Rows from a figure dataset
— BEGIN —

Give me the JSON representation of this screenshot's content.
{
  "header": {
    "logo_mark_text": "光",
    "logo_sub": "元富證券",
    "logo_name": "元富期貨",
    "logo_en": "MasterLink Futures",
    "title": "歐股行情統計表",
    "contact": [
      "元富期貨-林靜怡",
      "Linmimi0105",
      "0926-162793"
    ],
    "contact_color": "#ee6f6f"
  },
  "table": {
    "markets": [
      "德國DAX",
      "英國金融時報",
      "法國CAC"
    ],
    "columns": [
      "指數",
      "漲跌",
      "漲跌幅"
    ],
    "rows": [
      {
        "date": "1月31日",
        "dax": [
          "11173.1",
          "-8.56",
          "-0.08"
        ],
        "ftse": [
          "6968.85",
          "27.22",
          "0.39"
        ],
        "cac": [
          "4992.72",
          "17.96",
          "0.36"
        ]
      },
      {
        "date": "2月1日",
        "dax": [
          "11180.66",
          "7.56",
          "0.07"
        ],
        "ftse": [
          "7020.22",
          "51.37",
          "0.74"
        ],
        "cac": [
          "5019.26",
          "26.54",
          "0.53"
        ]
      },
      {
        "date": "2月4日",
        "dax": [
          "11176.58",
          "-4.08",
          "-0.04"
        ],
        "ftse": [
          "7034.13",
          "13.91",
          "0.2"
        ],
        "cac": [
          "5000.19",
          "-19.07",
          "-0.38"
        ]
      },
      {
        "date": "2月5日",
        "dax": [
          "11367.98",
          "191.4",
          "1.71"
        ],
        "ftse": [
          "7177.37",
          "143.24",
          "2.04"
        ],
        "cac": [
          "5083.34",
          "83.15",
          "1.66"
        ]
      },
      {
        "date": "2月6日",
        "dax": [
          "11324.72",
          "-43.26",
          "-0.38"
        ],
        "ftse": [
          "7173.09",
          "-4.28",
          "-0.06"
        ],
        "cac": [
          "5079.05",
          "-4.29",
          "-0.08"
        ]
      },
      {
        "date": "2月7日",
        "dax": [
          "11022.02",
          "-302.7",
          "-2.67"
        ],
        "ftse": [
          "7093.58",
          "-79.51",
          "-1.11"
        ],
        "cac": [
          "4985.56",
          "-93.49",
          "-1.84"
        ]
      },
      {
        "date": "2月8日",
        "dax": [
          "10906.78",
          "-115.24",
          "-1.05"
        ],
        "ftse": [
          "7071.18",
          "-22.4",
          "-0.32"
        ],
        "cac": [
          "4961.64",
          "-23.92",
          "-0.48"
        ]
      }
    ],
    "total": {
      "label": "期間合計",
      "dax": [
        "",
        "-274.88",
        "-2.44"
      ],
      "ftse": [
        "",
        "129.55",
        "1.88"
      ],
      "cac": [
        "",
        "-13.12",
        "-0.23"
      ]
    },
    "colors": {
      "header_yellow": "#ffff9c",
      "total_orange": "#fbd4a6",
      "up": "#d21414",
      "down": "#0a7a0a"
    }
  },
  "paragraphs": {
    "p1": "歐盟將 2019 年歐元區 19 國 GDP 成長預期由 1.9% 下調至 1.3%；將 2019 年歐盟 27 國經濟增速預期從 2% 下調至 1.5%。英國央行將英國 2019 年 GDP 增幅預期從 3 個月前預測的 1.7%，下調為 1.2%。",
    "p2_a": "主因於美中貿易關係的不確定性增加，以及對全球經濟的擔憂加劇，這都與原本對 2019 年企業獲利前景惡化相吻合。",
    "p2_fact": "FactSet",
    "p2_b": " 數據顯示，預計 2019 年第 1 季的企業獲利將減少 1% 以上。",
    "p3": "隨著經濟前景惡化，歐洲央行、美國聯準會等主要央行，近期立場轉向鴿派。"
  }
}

— END —

Type out the whole listing above again, exactly as it stands.

→ **Expected output**:
Give me the JSON representation of this screenshot's content.
{
  "header": {
    "logo_mark_text": "光",
    "logo_sub": "元富證券",
    "logo_name": "元富期貨",
    "logo_en": "MasterLink Futures",
    "title": "歐股行情統計表",
    "contact": [
      "元富期貨-林靜怡",
      "Linmimi0105",
      "0926-162793"
    ],
    "contact_color": "#ee6f6f"
  },
  "table": {
    "markets": [
      "德國DAX",
      "英國金融時報",
      "法國CAC"
    ],
    "columns": [
      "指數",
      "漲跌",
      "漲跌幅"
    ],
    "rows": [
      {
        "date": "1月31日",
        "dax": [
          "11173.1",
          "-8.56",
          "-0.08"
        ],
        "ftse": [
          "6968.85",
          "27.22",
          "0.39"
        ],
        "cac": [
          "4992.72",
          "17.96",
          "0.36"
        ]
      },
      {
        "date": "2月1日",
        "dax": [
          "11180.66",
          "7.56",
          "0.07"
        ],
        "ftse": [
          "7020.22",
          "51.37",
          "0.74"
        ],
        "cac": [
          "5019.26",
          "26.54",
          "0.53"
        ]
      },
      {
        "date": "2月4日",
        "dax": [
          "11176.58",
          "-4.08",
          "-0.04"
        ],
        "ftse": [
          "7034.13",
          "13.91",
          "0.2"
        ],
        "cac": [
          "5000.19",
          "-19.07",
          "-0.38"
        ]
      },
      {
        "date": "2月5日",
        "dax": [
          "11367.98",
          "191.4",
          "1.71"
        ],
        "ftse": [
          "7177.37",
          "143.24",
          "2.04"
        ],
        "cac": [
          "5083.34",
          "83.15",
          "1.66"
        ]
      },
      {
        "date": "2月6日",
        "dax": [
          "11324.72",
          "-43.26",
          "-0.38"
        ],
        "ftse": [
          "7173.09",
          "-4.28",
          "-0.06"
        ],
        "cac": [
          "5079.05",
          "-4.29",
          "-0.08"
        ]
      },
      {
        "date": "2月7日",
        "dax": [
          "11022.02",
          "-302.7",
          "-2.67"
        ],
        "ftse": [
          "7093.58",
          "-79.51",
          "-1.11"
        ],
        "cac": [
          "4985.56",
          "-93.49",
          "-1.84"
        ]
      },
      {
        "date": "2月8日",
        "dax": [
          "10906.78",
          "-115.24",
          "-1.05"
        ],
        "ftse": [
          "7071.18",
          "-22.4",
          "-0.32"
        ],
        "cac": [
          "4961.64",
          "-23.92",
          "-0.48"
        ]
      }
    ],
    "total": {
      "label": "期間合計",
      "dax": [
        "",
        "-274.88",
        "-2.44"
      ],
      "ftse": [
        "",
        "129.55",
        "1.88"
      ],
      "cac": [
        "",
        "-13.12",
        "-0.23"
      ]
    },
    "colors": {
      "header_yellow": "#ffff9c",
      "total_orange": "#fbd4a6",
      "up": "#d21414",
      "down": "#0a7a0a"
    }
  },
  "paragraphs": {
    "p1": "歐盟將 2019 年歐元區 19 國 GDP 成長預期由 1.9% 下調至 1.3%；將 2019 年歐盟 27 國經濟增速預期從 2% 下調至 1.5%。英國央行將英國 2019 年 GDP 增幅預期從 3 個月前預測的 1.7%，下調為 1.2%。",
    "p2_a": "主因於美中貿易關係的不確定性增加，以及對全球經濟的擔憂加劇，這都與原本對 2019 年企業獲利前景惡化相吻合。",
    "p2_fact": "FactSet",
    "p2_b": " 數據顯示，預計 2019 年第 1 季的企業獲利將減少 1% 以上。",
    "p3": "隨著經濟前景惡化，歐洲央行、美國聯準會等主要央行，近期立場轉向鴿派。"
  }
}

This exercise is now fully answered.